§ **Task objective**
Set the listing down unchanged, minus every embedded image.
§
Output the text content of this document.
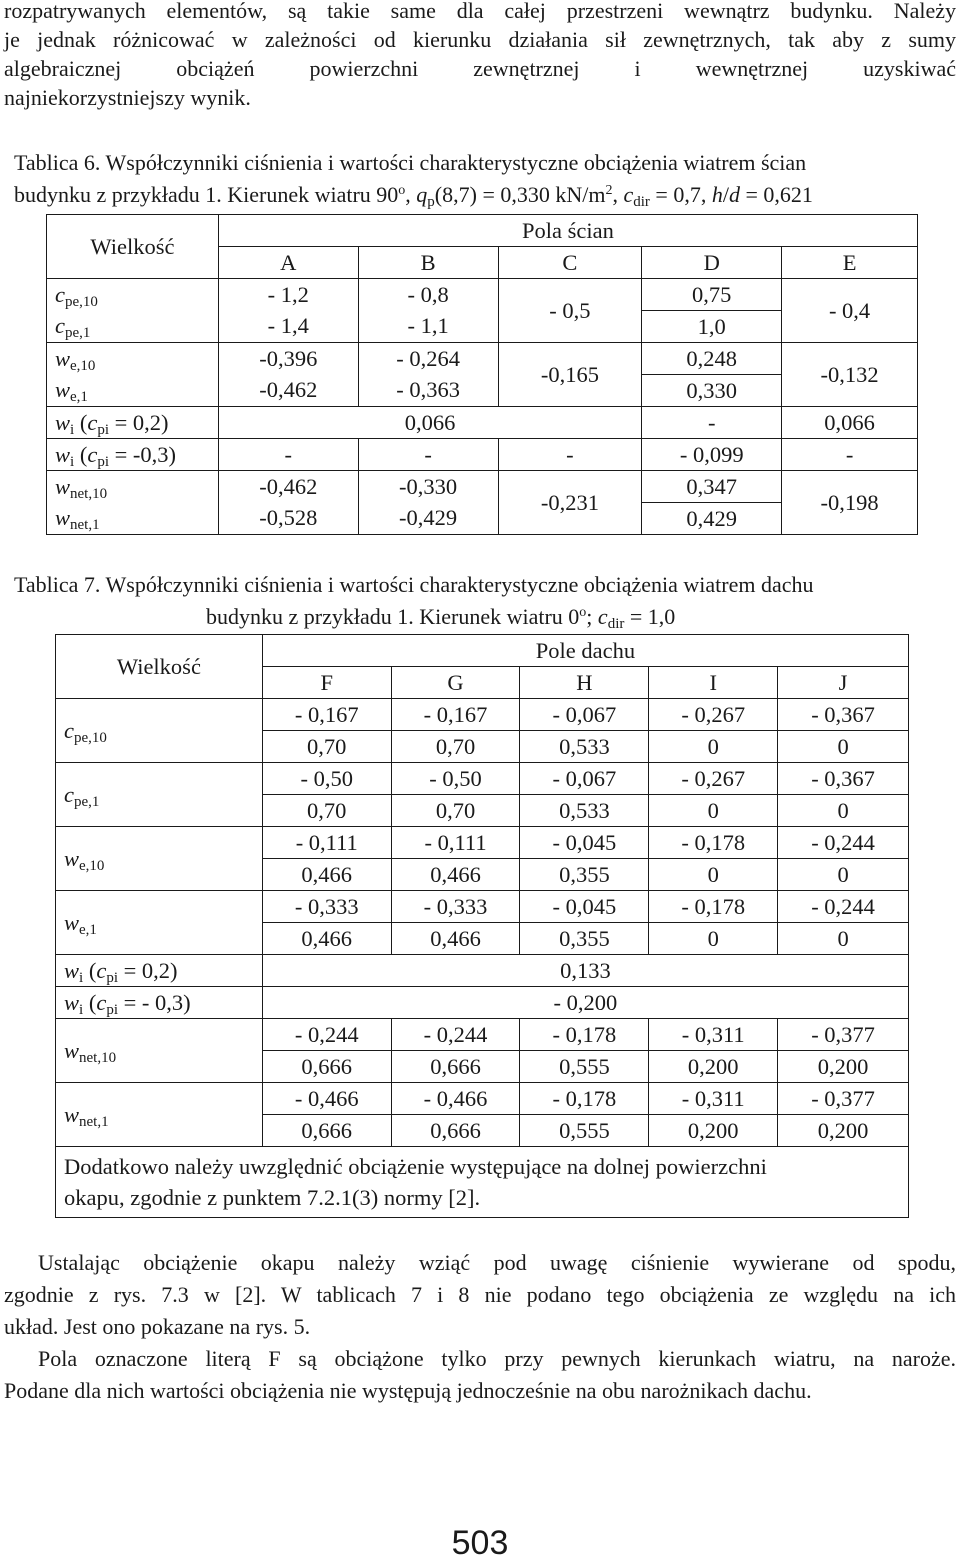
rozpatrywanych elementów, są takie same dla całej przestrzeni wewnątrz budynku. Należy
je jednak różnicować w zależności od kierunku działania sił zewnętrznych, tak aby z sumy
algebraicznej obciążeń powierzchni zewnętrznej i wewnętrznej uzyskiwać
najniekorzystniejszy wynik.
Tablica 6. Współczynniki ciśnienia i wartości charakterystyczne obciążenia wiatrem ścian
budynku z przykładu 1. Kierunek wiatru 90$^o$, $q_p(8,7) = 0,330$ $kN/m^2$, $c_{dir} = 0,7$, h/d = 0,621
Wielkość	Pola ścian				
	A	B	C	D	E
$c_{pe,10}$	- 1,2	- 0,8	- 0,5	0,75	- 0,4
$c_{pe,1}$	- 1,4	- 1,1		1,0	
$w_{e,10}$	-0,396	- 0,264	-0,165	0,248	-0,132
$w_{e,1}$	-0,462	- 0,363		0,330	
$w_i$ $(c_{pi} = 0,2)$	0,066			-	0,066
$w_i$ $(c_{pi} = -0,3)$	-	-	-	- 0,099	-
$w_{net,10}$	-0,462	-0,330	-0,231	0,347	-0,198
$w_{net,1}$	-0,528	-0,429		0,429	
Tablica 7. Współczynniki ciśnienia i wartości charakterystyczne obciążenia wiatrem dachu
budynku z przykładu 1. Kierunek wiatru 0$^o$; $c_{dir} = 1,0$
Wielkość	Pole dachu				
	F	G	H	I	J
$c_{pe,10}$	- 0,167	- 0,167	- 0,067	- 0,267	- 0,367
	0,70	0,70	0,533	0	0
$c_{pe,1}$	- 0,50	- 0,50	- 0,067	- 0,267	- 0,367
	0,70	0,70	0,533	0	0
$w_{e,10}$	- 0,111	- 0,111	- 0,045	- 0,178	- 0,244
	0,466	0,466	0,355	0	0
$w_{e,1}$	- 0,333	- 0,333	- 0,045	- 0,178	- 0,244
	0,466	0,466	0,355	0	0
$w_i$ $(c_{pi} = 0,2)$	0,133				
$w_i$ ($c_{pi}$ = - 0,3)	- 0,200				
$w_{net,10}$	- 0,244	- 0,244	- 0,178	- 0,311	- 0,377
	0,666	0,666	0,555	0,200	0,200
$w_{net,1}$	- 0,466	- 0,466	- 0,178	- 0,311	- 0,377
	0,666	0,666	0,555	0,200	0,200

Dodatkowo należy uwzględnić obciążenie występujące na dolnej powierzchni
okapu, zgodnie z punktem 7.2.1(3) normy [2].					
Ustalając obciążenie okapu należy wziąć pod uwagę ciśnienie wywierane od spodu,
zgodnie z rys. 7.3 w [2]. W tablicach 7 i 8 nie podano tego obciążenia ze względu na ich
układ. Jest ono pokazane na rys. 5.
Pola oznaczone literą F są obciążone tylko przy pewnych kierunkach wiatru, na naroże.
Podane dla nich wartości obciążenia nie występują jednocześnie na obu narożnikach dachu.
503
§
§ **Complete answer**
Output the text content of this document.
rozpatrywanych elementów, są takie same dla całej przestrzeni wewnątrz budynku. Należy
je jednak różnicować w zależności od kierunku działania sił zewnętrznych, tak aby z sumy
algebraicznej obciążeń powierzchni zewnętrznej i wewnętrznej uzyskiwać
najniekorzystniejszy wynik.
Tablica 6. Współczynniki ciśnienia i wartości charakterystyczne obciążenia wiatrem ścian
budynku z przykładu 1. Kierunek wiatru 90$^o$, $q_p(8,7) = 0,330$ $kN/m^2$, $c_{dir} = 0,7$, h/d = 0,621
Wielkość	Pola ścian				
	A	B	C	D	E
$c_{pe,10}$	- 1,2	- 0,8	- 0,5	0,75	- 0,4
$c_{pe,1}$	- 1,4	- 1,1		1,0	
$w_{e,10}$	-0,396	- 0,264	-0,165	0,248	-0,132
$w_{e,1}$	-0,462	- 0,363		0,330	
$w_i$ $(c_{pi} = 0,2)$	0,066			-	0,066
$w_i$ $(c_{pi} = -0,3)$	-	-	-	- 0,099	-
$w_{net,10}$	-0,462	-0,330	-0,231	0,347	-0,198
$w_{net,1}$	-0,528	-0,429		0,429	
Tablica 7. Współczynniki ciśnienia i wartości charakterystyczne obciążenia wiatrem dachu
budynku z przykładu 1. Kierunek wiatru 0$^o$; $c_{dir} = 1,0$
Wielkość	Pole dachu				
	F	G	H	I	J
$c_{pe,10}$	- 0,167	- 0,167	- 0,067	- 0,267	- 0,367
	0,70	0,70	0,533	0	0
$c_{pe,1}$	- 0,50	- 0,50	- 0,067	- 0,267	- 0,367
	0,70	0,70	0,533	0	0
$w_{e,10}$	- 0,111	- 0,111	- 0,045	- 0,178	- 0,244
	0,466	0,466	0,355	0	0
$w_{e,1}$	- 0,333	- 0,333	- 0,045	- 0,178	- 0,244
	0,466	0,466	0,355	0	0
$w_i$ $(c_{pi} = 0,2)$	0,133				
$w_i$ ($c_{pi}$ = - 0,3)	- 0,200				
$w_{net,10}$	- 0,244	- 0,244	- 0,178	- 0,311	- 0,377
	0,666	0,666	0,555	0,200	0,200
$w_{net,1}$	- 0,466	- 0,466	- 0,178	- 0,311	- 0,377
	0,666	0,666	0,555	0,200	0,200

Dodatkowo należy uwzględnić obciążenie występujące na dolnej powierzchni
okapu, zgodnie z punktem 7.2.1(3) normy [2].					
Ustalając obciążenie okapu należy wziąć pod uwagę ciśnienie wywierane od spodu,
zgodnie z rys. 7.3 w [2]. W tablicach 7 i 8 nie podano tego obciążenia ze względu na ich
układ. Jest ono pokazane na rys. 5.
Pola oznaczone literą F są obciążone tylko przy pewnych kierunkach wiatru, na naroże.
Podane dla nich wartości obciążenia nie występują jednocześnie na obu narożnikach dachu.
503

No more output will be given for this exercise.